Soal Tertulis 1:
Menurut bacaan tentang Jepang sebelum era Meiji, sejak tahun berapa politik isolasi (sakoku) diberlakukan?

Kutipan Bacaan:
========

Jepang Hampir Kehilangan Tuhannya ( Pra Meiji )


Jepang pada mulanya sebagai negara terbelakang jauh tertinggal dari negara-negara Barat. Pemerintahan militer Tokugawa untuk mempertahankan politiknya, melakukan politik isolasi dari luar, menghadang pengaruh-pengaruh yang datang dari luar. Menyebabkan ilmu pengetahuan dan teknologi tertinggal jauh, bahkan diberlakukannya kelas-kelas sosial menyebabkan prose modernisasi dan mobilitas sosial mengalami kemandekan. Jepang adalah Negara agraris yang miskin. Negara-negara imperialis yang waktu itu berebut koloni di seluruh dunia pun tidak terlalu tertarik menguasainya. Jepang dianggap tidak mempunyai potensi ekonomi yang signifikan.
Jepang dikuasai oleh Shogunat, yaitu sebuah rezim pemerintahan militer yang dipimpin oleh Shogun, atau lebih dikenal sebagai Bakufu. Shogun Tokugawa telah berkuasa sejak tahun 1603 hingga dimulainya era Meiji yaitu tahun 1868. Kemudian Jepang juga memiliki seorang kaisar, namun kaisar saat itu tidak lebih sebagai symbol, sedangkan kekuasaan de facto ada di tangan Bakufu. Dalam rangka menjaga stabilitas dan menangkal pengaruh dari luar, maka diberlakukan politik isolasi (sakoku) sejak tahun 1639. Hal ini dilakukan agar agama Kristen tidak menyebar sebagai agama di Jepang, namun hanya Belanda yang dapat masuk untuk berdagang bertempat di Nagasaki.

========

Data Latihan:
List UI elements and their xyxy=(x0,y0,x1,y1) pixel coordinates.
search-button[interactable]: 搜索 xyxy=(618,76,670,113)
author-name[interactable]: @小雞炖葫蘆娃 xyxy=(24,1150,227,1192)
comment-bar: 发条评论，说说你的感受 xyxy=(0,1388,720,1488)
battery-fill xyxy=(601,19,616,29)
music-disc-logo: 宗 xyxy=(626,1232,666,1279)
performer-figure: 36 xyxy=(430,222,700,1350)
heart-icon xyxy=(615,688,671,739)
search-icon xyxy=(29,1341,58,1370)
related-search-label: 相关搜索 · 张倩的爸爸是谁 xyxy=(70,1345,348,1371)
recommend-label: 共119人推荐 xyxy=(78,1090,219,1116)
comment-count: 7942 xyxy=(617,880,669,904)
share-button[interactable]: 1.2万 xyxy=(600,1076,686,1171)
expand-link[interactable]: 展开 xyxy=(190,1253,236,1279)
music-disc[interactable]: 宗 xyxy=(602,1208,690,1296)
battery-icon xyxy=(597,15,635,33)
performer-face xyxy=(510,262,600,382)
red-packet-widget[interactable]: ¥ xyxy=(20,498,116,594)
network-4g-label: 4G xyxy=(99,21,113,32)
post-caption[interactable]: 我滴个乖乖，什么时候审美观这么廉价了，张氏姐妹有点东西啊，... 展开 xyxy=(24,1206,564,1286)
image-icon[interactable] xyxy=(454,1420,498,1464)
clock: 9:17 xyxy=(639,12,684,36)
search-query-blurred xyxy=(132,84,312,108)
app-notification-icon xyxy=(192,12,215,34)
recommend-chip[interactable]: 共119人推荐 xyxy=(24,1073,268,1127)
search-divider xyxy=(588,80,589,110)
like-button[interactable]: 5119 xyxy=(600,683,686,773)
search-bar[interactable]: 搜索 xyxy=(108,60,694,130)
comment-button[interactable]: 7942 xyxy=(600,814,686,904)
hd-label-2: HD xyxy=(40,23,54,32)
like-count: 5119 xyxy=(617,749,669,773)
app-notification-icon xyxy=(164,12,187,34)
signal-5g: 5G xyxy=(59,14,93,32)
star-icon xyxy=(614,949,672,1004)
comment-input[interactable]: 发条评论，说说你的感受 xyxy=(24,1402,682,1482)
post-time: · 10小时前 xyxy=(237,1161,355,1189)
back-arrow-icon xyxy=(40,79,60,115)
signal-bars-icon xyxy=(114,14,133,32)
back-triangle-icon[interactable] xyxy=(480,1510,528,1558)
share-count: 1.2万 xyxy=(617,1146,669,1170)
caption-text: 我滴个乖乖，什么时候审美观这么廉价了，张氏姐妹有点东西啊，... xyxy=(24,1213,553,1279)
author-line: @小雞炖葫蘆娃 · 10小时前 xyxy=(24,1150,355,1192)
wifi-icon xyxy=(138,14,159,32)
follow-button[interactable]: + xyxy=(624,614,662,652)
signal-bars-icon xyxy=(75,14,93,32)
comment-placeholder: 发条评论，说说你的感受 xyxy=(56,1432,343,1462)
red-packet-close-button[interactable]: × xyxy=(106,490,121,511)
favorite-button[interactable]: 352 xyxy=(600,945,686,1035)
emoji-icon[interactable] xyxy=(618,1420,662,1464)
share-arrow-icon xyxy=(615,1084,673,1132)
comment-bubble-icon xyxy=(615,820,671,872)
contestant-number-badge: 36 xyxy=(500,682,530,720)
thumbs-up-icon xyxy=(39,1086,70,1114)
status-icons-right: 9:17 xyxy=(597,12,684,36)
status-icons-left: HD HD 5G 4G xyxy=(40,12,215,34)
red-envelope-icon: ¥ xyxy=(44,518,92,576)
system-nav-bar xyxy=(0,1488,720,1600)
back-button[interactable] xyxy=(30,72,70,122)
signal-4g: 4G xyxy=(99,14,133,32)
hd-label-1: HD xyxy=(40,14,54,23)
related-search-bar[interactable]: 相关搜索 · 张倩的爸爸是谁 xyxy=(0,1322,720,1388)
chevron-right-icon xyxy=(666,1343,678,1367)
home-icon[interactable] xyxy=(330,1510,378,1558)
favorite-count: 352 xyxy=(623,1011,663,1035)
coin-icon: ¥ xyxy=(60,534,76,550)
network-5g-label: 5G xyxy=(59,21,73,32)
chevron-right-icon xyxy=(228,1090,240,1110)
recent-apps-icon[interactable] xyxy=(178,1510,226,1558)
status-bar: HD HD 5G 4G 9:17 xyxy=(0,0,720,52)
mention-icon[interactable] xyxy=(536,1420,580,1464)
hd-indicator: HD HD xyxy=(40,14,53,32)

========

Soal Tertulis 2:
Tulis ulang baris-baris catatan dari baris pertama sampai baris yang memuat "follow-button[interactable]: + xyxy=(624,614,662,652)", dengan mengganti "red-packet-widget" menjadi "red-envelope-widget" dan tanpa mengubah hal lain.

Hasil Tugas 1:
Sejak tahun 1639.

Hasil Tugas 2:
List UI elements and their xyxy=(x0,y0,x1,y1) pixel coordinates.
search-button[interactable]: 搜索 xyxy=(618,76,670,113)
author-name[interactable]: @小雞炖葫蘆娃 xyxy=(24,1150,227,1192)
comment-bar: 发条评论，说说你的感受 xyxy=(0,1388,720,1488)
battery-fill xyxy=(601,19,616,29)
music-disc-logo: 宗 xyxy=(626,1232,666,1279)
performer-figure: 36 xyxy=(430,222,700,1350)
heart-icon xyxy=(615,688,671,739)
search-icon xyxy=(29,1341,58,1370)
related-search-label: 相关搜索 · 张倩的爸爸是谁 xyxy=(70,1345,348,1371)
recommend-label: 共119人推荐 xyxy=(78,1090,219,1116)
comment-count: 7942 xyxy=(617,880,669,904)
share-button[interactable]: 1.2万 xyxy=(600,1076,686,1171)
expand-link[interactable]: 展开 xyxy=(190,1253,236,1279)
music-disc[interactable]: 宗 xyxy=(602,1208,690,1296)
battery-icon xyxy=(597,15,635,33)
performer-face xyxy=(510,262,600,382)
red-envelope-widget[interactable]: ¥ xyxy=(20,498,116,594)
network-4g-label: 4G xyxy=(99,21,113,32)
post-caption[interactable]: 我滴个乖乖，什么时候审美观这么廉价了，张氏姐妹有点东西啊，... 展开 xyxy=(24,1206,564,1286)
image-icon[interactable] xyxy=(454,1420,498,1464)
clock: 9:17 xyxy=(639,12,684,36)
search-query-blurred xyxy=(132,84,312,108)
app-notification-icon xyxy=(192,12,215,34)
recommend-chip[interactable]: 共119人推荐 xyxy=(24,1073,268,1127)
search-divider xyxy=(588,80,589,110)
like-button[interactable]: 5119 xyxy=(600,683,686,773)
search-bar[interactable]: 搜索 xyxy=(108,60,694,130)
comment-button[interactable]: 7942 xyxy=(600,814,686,904)
hd-label-2: HD xyxy=(40,23,54,32)
like-count: 5119 xyxy=(617,749,669,773)
app-notification-icon xyxy=(164,12,187,34)
signal-5g: 5G xyxy=(59,14,93,32)
star-icon xyxy=(614,949,672,1004)
comment-input[interactable]: 发条评论，说说你的感受 xyxy=(24,1402,682,1482)
post-time: · 10小时前 xyxy=(237,1161,355,1189)
back-arrow-icon xyxy=(40,79,60,115)
signal-bars-icon xyxy=(114,14,133,32)
back-triangle-icon[interactable] xyxy=(480,1510,528,1558)
share-count: 1.2万 xyxy=(617,1146,669,1170)
caption-text: 我滴个乖乖，什么时候审美观这么廉价了，张氏姐妹有点东西啊，... xyxy=(24,1213,553,1279)
author-line: @小雞炖葫蘆娃 · 10小时前 xyxy=(24,1150,355,1192)
wifi-icon xyxy=(138,14,159,32)
follow-button[interactable]: + xyxy=(624,614,662,652)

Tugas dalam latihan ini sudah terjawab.